### What the task asks
Gather every line that includes the word "hotspottet", please.

Dataset excerpt
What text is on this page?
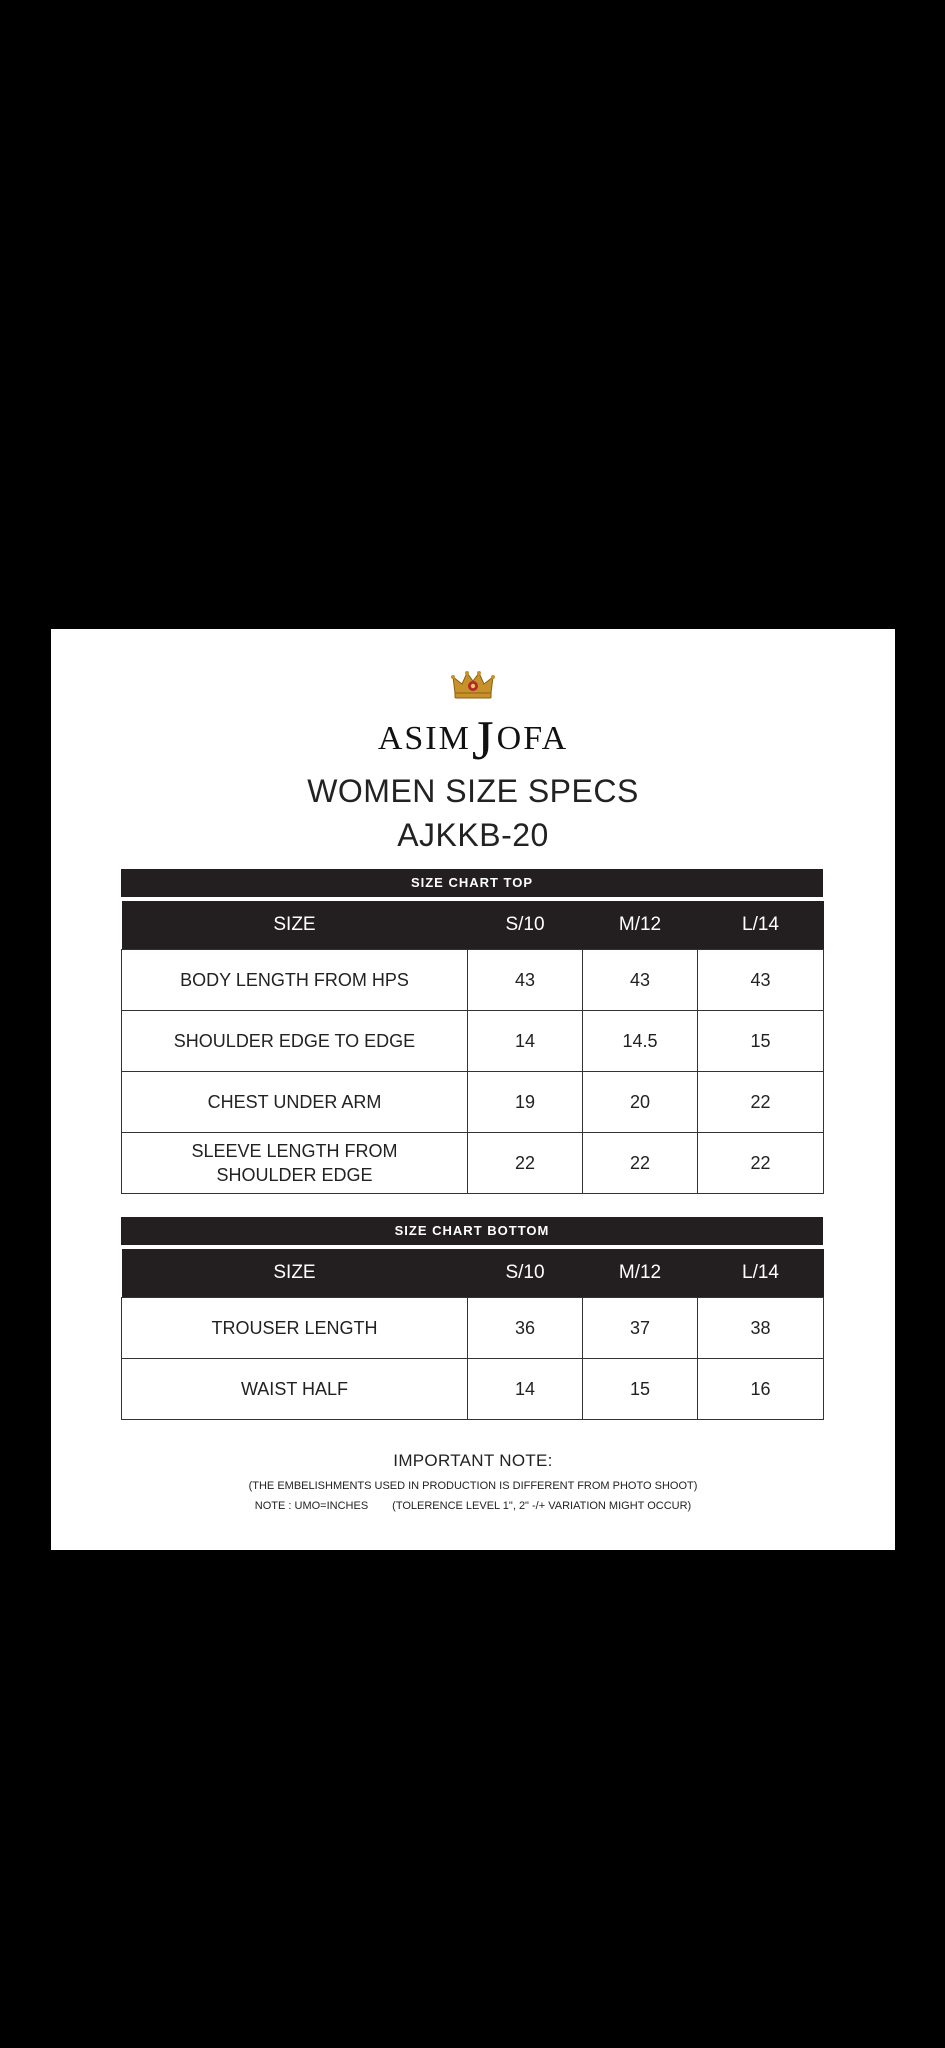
ASIMJOFA
WOMEN SIZE SPECS
AJKKB-20
SIZE CHART TOP
SIZE	S/10	M/12	L/14
BODY LENGTH FROM HPS	43	43	43
SHOULDER EDGE TO EDGE	14	14.5	15
CHEST UNDER ARM	19	20	22
SLEEVE LENGTH FROM
SHOULDER EDGE	22	22	22
SIZE CHART BOTTOM
SIZE	S/10	M/12	L/14
TROUSER LENGTH	36	37	38
WAIST HALF	14	15	16
IMPORTANT NOTE:
(THE EMBELISHMENTS USED IN PRODUCTION IS DIFFERENT FROM PHOTO SHOOT)
NOTE : UMO=INCHES (TOLERENCE LEVEL 1", 2" -/+ VARIATION MIGHT OCCUR)
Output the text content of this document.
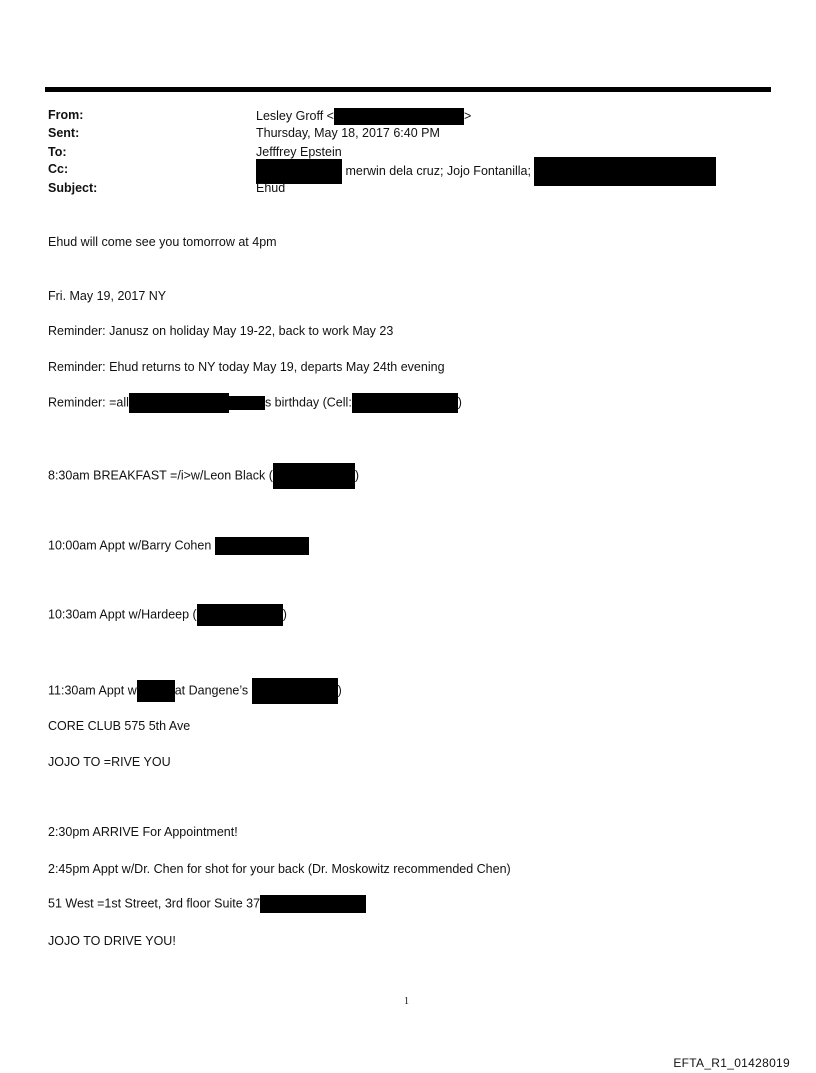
From:	Lesley Groff <	>
Sent:	Thursday, May 18, 2017 6:40 PM
To:	Jefffrey Epstein
Cc:	merwin dela cruz; Jojo Fontanilla;
Subject:	Ehud
Ehud will come see you tomorrow at 4pm
Fri. May 19, 2017 NY
Reminder: Janusz on holiday May 19-22, back to work May 23
Reminder: Ehud returns to NY today May 19, departs May 24th evening
Reminder: =all	s birthday (Cell:	)
8:30am BREAKFAST =/i>w/Leon Black (	)
10:00am Appt w/Barry Cohen
10:30am Appt w/Hardeep (	)
11:30am Appt w	at Dangene’s	)
CORE CLUB 575 5th Ave
JOJO TO =RIVE YOU
2:30pm ARRIVE For Appointment!
2:45pm Appt w/Dr. Chen for shot for your back (Dr. Moskowitz recommended Chen)
51 West =1st Street, 3rd floor Suite 37
JOJO TO DRIVE YOU!
1
EFTA_R1_01428019
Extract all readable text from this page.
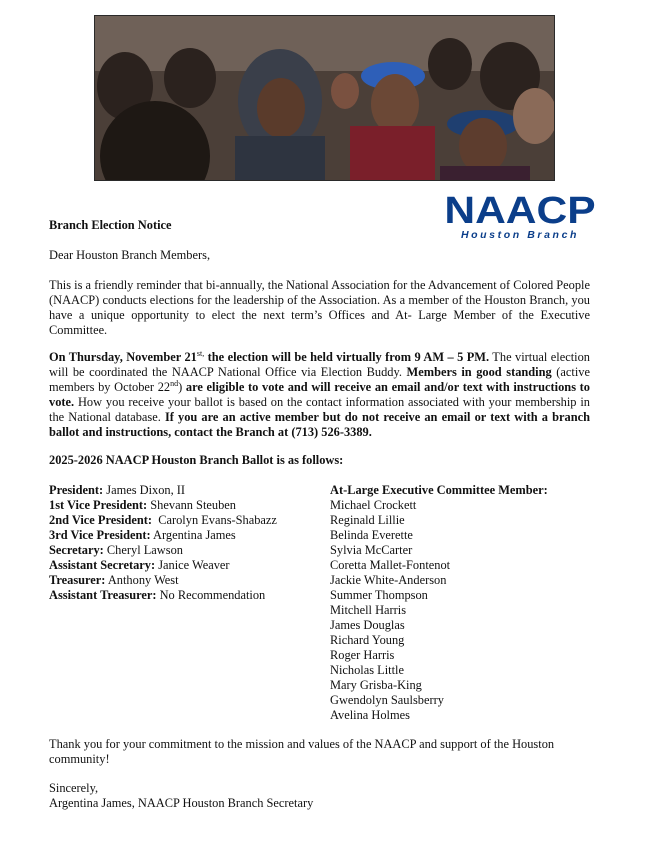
NAACP
Houston Branch
Branch Election Notice
Dear Houston Branch Members,
This is a friendly reminder that bi-annually, the National Association for the Advancement of Colored People (NAACP) conducts elections for the leadership of the Association. As a member of the Houston Branch, you have a unique opportunity to elect the next term’s Offices and At- Large Member of the Executive Committee.
On Thursday, November $21^{st,}$ the election will be held virtually from 9 AM – 5 PM. The virtual election will be coordinated the NAACP National Office via Election Buddy. Members in good standing (active members by October 22nd) are eligible to vote and will receive an email and/or text with instructions to vote. How you receive your ballot is based on the contact information associated with your membership in the National database. If you are an active member but do not receive an email or text with a branch ballot and instructions, contact the Branch at (713) 526-3389.
2025-2026 NAACP Houston Branch Ballot is as follows:
President: James Dixon, II
1st Vice President: Shevann Steuben
2nd Vice President:  Carolyn Evans-Shabazz
3rd Vice President: Argentina James
Secretary: Cheryl Lawson
Assistant Secretary: Janice Weaver
Treasurer: Anthony West
Assistant Treasurer: No Recommendation
At-Large Executive Committee Member:
Michael Crockett
Reginald Lillie
Belinda Everette
Sylvia McCarter
Coretta Mallet-Fontenot
Jackie White-Anderson
Summer Thompson
Mitchell Harris
James Douglas
Richard Young
Roger Harris
Nicholas Little
Mary Grisba-King
Gwendolyn Saulsberry
Avelina Holmes
Thank you for your commitment to the mission and values of the NAACP and support of the Houston community!
Sincerely,
Argentina James, NAACP Houston Branch Secretary
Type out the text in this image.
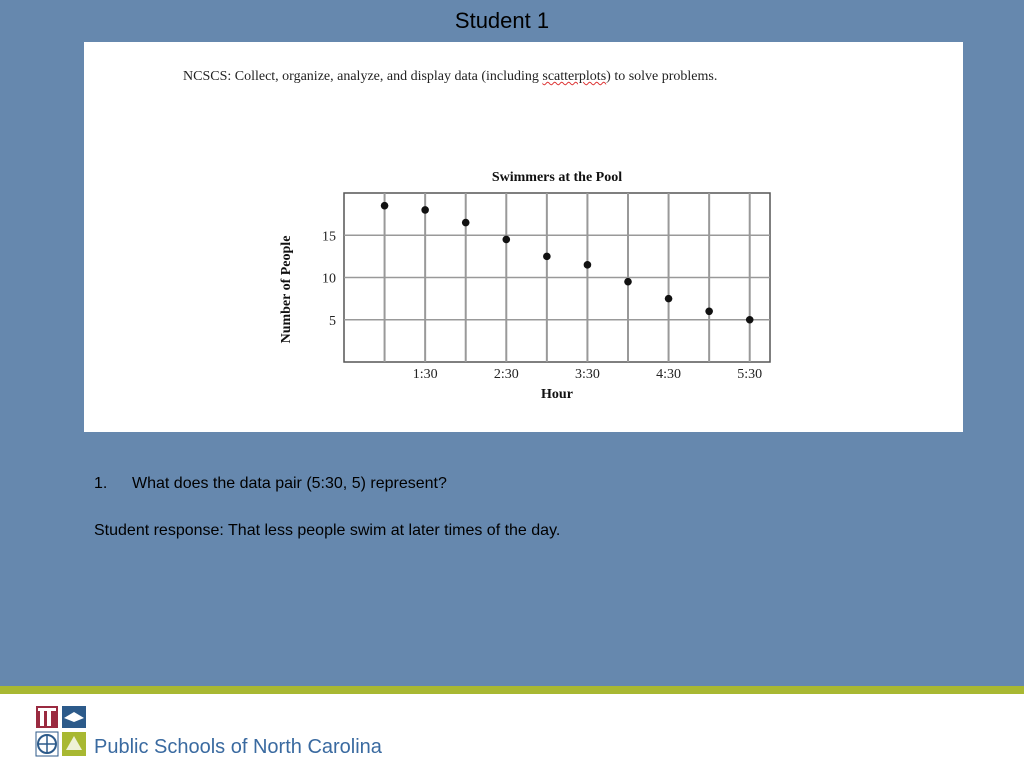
Student 1
NCSCS: Collect, organize, analyze, and display data (including scatterplots) to solve problems.
5
10
15
1:30	2:30	3:30	4:30	5:30
Swimmers at the Pool
Hour
Number of People
1. What does the data pair (5:30, 5) represent?
Student response: That less people swim at later times of the day.
Public Schools of North Carolina
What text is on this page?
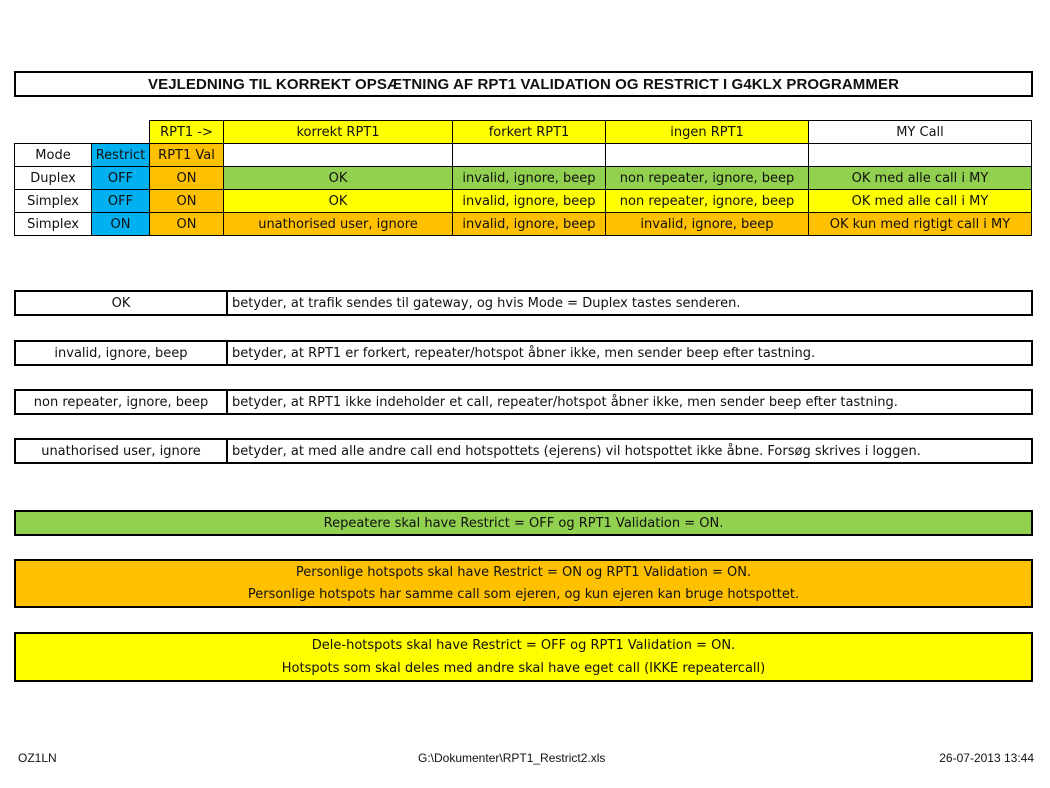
VEJLEDNING TIL KORREKT OPSÆTNING AF RPT1 VALIDATION OG RESTRICT I G4KLX PROGRAMMER
		RPT1 ->	korrekt RPT1	forkert RPT1	ingen RPT1	MY Call
Mode	Restrict	RPT1 Val				
Duplex	OFF	ON	OK	invalid, ignore, beep	non repeater, ignore, beep	OK med alle call i MY
Simplex	OFF	ON	OK	invalid, ignore, beep	non repeater, ignore, beep	OK med alle call i MY
Simplex	ON	ON	unathorised user, ignore	invalid, ignore, beep	invalid, ignore, beep	OK kun med rigtigt call i MY
OK	betyder, at trafik sendes til gateway, og hvis Mode = Duplex tastes senderen.
invalid, ignore, beep	betyder, at RPT1 er forkert, repeater/hotspot åbner ikke, men sender beep efter tastning.
non repeater, ignore, beep	betyder, at RPT1 ikke indeholder et call, repeater/hotspot åbner ikke, men sender beep efter tastning.
unathorised user, ignore	betyder, at med alle andre call end hotspottets (ejerens) vil hotspottet ikke åbne. Forsøg skrives i loggen.
Repeatere skal have Restrict = OFF og RPT1 Validation = ON.
Personlige hotspots skal have Restrict = ON og RPT1 Validation = ON.
Personlige hotspots har samme call som ejeren, og kun ejeren kan bruge hotspottet.
Dele-hotspots skal have Restrict = OFF og RPT1 Validation = ON.
Hotspots som skal deles med andre skal have eget call (IKKE repeatercall)
OZ1LN	G:\Dokumenter\RPT1_Restrict2.xls	26-07-2013 13:44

### Response
unathorised user, ignore	betyder, at med alle andre call end hotspottets (ejerens) vil hotspottet ikke åbne. Forsøg skrives i loggen.
Personlige hotspots har samme call som ejeren, og kun ejeren kan bruge hotspottet.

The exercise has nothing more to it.